### What you are asked to do
Return every line of the data below that includes the string "Chi²".

____

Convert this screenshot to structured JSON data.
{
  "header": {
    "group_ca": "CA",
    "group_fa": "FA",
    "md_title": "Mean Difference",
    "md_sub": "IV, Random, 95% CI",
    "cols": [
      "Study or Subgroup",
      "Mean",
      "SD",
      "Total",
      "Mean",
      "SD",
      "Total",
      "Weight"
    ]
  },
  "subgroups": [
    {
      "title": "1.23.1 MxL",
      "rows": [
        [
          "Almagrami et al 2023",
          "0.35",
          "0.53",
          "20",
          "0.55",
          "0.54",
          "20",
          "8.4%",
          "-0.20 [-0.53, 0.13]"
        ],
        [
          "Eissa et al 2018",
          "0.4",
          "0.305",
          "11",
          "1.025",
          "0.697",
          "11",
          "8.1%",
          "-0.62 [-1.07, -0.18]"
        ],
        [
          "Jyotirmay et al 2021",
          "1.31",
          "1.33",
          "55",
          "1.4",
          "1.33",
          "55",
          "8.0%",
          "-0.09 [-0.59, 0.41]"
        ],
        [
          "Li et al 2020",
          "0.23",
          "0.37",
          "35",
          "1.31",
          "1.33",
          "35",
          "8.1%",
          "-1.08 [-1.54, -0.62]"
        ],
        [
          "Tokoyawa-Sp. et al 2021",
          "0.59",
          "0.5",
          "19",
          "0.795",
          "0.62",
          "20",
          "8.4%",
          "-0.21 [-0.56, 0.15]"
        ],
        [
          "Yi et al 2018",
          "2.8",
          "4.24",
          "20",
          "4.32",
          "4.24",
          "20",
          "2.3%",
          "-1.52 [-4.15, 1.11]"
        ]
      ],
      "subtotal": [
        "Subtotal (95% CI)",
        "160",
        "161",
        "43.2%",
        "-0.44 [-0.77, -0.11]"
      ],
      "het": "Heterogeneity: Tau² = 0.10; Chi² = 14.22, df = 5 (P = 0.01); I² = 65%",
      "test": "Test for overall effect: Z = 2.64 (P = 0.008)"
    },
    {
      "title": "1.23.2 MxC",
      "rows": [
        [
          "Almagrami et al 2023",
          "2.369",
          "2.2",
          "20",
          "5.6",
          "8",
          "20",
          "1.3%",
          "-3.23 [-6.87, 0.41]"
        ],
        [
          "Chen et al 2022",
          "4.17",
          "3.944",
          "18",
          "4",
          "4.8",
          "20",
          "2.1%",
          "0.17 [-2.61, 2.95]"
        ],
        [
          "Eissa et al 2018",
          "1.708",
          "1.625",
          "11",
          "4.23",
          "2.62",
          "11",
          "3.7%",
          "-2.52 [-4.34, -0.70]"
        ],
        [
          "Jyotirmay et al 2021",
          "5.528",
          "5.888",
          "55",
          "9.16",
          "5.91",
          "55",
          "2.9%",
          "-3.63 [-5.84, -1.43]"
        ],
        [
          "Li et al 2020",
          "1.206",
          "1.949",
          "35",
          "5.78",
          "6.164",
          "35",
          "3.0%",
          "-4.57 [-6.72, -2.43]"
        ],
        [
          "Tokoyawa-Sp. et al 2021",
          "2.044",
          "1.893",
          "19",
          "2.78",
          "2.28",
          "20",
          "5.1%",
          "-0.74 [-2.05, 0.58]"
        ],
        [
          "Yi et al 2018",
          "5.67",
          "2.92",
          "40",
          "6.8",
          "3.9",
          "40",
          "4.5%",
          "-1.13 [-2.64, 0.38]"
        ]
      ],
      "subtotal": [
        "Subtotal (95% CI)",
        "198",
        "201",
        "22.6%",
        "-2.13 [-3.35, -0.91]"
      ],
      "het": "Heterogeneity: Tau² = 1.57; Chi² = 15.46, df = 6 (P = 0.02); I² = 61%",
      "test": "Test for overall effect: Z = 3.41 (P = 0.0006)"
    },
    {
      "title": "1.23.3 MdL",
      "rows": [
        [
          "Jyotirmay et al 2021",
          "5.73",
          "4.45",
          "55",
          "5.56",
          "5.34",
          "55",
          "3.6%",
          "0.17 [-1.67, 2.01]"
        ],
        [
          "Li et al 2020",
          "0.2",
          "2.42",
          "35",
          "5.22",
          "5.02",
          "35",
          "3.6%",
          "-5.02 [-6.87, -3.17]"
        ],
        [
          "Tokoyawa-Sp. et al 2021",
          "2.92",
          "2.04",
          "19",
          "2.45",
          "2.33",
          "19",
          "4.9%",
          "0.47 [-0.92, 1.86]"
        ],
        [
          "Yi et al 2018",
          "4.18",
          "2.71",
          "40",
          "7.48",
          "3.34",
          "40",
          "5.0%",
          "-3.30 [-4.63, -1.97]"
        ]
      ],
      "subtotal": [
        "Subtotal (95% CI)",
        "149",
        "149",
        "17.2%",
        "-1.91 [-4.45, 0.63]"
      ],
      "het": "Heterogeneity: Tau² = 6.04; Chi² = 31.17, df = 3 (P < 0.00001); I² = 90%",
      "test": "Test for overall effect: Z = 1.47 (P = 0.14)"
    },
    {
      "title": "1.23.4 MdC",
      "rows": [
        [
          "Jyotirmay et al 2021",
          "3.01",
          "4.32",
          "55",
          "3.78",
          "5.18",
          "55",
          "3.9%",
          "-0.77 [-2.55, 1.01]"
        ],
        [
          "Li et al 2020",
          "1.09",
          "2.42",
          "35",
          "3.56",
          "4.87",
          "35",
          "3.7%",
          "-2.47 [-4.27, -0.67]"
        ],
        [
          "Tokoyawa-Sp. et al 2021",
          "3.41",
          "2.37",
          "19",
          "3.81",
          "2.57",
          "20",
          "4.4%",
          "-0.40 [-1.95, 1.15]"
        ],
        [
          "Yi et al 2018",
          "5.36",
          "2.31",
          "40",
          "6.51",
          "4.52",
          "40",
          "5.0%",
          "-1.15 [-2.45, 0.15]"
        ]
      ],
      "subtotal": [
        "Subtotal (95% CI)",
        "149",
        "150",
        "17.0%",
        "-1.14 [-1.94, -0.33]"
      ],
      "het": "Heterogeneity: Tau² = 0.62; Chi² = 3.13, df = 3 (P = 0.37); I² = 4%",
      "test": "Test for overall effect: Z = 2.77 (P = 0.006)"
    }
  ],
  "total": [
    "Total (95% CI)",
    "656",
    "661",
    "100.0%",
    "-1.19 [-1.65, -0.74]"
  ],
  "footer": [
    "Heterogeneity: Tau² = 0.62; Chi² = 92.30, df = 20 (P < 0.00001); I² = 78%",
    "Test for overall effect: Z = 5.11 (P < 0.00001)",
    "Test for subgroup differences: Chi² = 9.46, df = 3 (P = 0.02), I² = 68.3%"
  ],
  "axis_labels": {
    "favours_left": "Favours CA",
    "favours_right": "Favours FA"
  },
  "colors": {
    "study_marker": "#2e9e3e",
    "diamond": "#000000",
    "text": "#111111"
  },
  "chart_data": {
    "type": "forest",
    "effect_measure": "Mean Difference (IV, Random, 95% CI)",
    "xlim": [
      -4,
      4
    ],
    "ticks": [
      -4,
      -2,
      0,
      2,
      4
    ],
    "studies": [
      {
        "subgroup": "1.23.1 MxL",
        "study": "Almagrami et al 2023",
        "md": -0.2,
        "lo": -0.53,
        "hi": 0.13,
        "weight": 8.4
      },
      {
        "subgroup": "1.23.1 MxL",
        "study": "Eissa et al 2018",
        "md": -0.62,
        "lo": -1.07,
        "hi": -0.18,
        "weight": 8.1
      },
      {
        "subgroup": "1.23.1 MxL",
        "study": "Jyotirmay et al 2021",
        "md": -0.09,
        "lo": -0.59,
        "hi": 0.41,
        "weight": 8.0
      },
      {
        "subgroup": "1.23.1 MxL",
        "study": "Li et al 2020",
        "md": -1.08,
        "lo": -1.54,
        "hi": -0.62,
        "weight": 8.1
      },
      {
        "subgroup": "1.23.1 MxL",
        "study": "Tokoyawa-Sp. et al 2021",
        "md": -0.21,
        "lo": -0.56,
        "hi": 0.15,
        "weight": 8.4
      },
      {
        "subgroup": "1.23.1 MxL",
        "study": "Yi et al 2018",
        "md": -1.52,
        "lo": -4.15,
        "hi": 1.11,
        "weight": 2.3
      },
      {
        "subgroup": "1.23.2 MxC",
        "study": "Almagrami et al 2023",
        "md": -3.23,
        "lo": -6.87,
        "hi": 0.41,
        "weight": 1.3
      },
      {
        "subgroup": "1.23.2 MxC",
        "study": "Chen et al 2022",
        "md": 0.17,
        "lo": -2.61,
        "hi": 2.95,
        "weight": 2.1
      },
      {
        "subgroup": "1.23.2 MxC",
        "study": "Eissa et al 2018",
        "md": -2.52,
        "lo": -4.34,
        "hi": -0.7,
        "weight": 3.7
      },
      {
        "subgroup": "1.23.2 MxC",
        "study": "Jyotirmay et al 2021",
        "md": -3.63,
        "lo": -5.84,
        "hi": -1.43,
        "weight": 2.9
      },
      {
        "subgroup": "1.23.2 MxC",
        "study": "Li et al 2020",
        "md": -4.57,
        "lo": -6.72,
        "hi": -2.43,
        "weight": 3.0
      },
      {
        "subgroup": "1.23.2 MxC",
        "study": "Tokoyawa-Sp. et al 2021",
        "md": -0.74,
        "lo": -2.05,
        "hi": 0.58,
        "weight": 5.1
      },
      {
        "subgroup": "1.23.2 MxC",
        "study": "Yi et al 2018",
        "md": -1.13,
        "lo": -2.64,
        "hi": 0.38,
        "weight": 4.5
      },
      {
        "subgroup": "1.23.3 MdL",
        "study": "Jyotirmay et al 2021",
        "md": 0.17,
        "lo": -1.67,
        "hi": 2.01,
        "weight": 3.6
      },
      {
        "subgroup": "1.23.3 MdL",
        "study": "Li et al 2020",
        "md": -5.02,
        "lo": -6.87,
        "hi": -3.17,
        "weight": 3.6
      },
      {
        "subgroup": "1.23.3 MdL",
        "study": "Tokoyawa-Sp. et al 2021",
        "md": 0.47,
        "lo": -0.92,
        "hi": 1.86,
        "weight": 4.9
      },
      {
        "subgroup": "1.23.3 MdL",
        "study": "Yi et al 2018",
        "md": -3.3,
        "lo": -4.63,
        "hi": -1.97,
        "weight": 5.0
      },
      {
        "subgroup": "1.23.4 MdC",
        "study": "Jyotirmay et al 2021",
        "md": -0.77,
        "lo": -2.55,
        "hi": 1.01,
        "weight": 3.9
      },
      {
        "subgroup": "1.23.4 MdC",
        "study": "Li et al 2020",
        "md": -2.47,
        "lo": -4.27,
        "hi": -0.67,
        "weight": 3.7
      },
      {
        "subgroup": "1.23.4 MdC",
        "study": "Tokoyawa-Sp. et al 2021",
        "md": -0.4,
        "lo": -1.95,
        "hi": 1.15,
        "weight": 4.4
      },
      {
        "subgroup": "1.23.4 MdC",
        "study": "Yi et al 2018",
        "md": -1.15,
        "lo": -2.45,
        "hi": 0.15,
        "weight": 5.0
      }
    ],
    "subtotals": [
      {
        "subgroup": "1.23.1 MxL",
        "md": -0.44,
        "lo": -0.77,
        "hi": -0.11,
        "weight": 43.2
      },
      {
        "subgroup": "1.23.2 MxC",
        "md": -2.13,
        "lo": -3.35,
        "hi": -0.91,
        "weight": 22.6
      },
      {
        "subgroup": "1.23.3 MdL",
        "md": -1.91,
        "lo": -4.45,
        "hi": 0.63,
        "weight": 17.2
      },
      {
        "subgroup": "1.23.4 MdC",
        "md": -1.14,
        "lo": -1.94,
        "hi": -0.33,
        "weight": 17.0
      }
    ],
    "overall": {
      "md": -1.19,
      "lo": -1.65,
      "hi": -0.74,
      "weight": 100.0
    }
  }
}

____

### Exercise response
      "het": "Heterogeneity: Tau² = 0.10; Chi² = 14.22, df = 5 (P = 0.01); I² = 65%",
      "het": "Heterogeneity: Tau² = 1.57; Chi² = 15.46, df = 6 (P = 0.02); I² = 61%",
      "het": "Heterogeneity: Tau² = 6.04; Chi² = 31.17, df = 3 (P < 0.00001); I² = 90%",
      "het": "Heterogeneity: Tau² = 0.62; Chi² = 3.13, df = 3 (P = 0.37); I² = 4%",
    "Heterogeneity: Tau² = 0.62; Chi² = 92.30, df = 20 (P < 0.00001); I² = 78%",
    "Test for subgroup differences: Chi² = 9.46, df = 3 (P = 0.02), I² = 68.3%"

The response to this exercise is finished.